EXERCISE DIRECTIONS:
Read through the material below and copy each line in which the word "aniline" occurs.

=== Section Start ===

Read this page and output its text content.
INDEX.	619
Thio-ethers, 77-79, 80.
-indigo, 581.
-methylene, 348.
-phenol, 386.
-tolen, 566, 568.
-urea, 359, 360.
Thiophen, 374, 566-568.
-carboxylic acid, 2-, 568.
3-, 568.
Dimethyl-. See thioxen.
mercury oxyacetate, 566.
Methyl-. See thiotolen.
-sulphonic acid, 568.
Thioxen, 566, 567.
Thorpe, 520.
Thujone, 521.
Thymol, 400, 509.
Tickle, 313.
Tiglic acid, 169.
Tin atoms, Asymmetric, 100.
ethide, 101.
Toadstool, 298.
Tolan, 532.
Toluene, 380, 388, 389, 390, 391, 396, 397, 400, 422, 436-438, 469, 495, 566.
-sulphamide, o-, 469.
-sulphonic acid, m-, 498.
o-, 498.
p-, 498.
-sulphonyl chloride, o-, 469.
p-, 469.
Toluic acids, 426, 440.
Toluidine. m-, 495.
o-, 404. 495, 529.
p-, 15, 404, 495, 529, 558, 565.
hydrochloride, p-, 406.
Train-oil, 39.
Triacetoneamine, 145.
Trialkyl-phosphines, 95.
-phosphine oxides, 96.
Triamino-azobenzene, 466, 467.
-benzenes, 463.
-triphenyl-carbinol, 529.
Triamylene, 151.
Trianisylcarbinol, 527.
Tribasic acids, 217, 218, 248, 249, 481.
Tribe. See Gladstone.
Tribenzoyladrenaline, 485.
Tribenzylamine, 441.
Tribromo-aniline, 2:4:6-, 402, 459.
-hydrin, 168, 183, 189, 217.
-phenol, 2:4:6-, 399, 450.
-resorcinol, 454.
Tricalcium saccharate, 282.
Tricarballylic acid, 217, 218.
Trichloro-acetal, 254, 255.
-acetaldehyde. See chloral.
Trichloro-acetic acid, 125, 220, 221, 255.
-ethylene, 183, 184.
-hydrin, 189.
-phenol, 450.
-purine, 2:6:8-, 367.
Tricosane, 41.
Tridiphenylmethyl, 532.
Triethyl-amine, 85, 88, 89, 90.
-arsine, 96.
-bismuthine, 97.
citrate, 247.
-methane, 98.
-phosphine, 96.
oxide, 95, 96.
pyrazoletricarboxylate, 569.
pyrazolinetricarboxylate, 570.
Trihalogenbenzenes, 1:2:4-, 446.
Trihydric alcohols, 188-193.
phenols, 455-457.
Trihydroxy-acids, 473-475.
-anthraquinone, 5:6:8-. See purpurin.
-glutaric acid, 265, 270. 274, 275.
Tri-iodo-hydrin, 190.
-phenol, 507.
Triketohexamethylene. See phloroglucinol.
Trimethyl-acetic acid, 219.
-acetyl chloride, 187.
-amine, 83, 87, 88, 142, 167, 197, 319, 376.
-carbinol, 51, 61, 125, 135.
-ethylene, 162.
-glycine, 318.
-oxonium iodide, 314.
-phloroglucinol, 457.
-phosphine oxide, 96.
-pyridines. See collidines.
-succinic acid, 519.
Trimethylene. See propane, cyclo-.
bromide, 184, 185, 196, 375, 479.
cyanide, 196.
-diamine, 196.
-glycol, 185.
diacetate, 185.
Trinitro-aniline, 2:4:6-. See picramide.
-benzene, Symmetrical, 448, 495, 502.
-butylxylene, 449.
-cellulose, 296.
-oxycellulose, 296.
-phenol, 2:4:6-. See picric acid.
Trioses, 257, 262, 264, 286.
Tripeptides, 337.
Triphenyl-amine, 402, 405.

=== Section End ===

OUTPUT OF THE EXERCISE:
Tribromo-aniline, 2:4:6-, 402, 459.
Trinitro-aniline, 2:4:6-. See picramide.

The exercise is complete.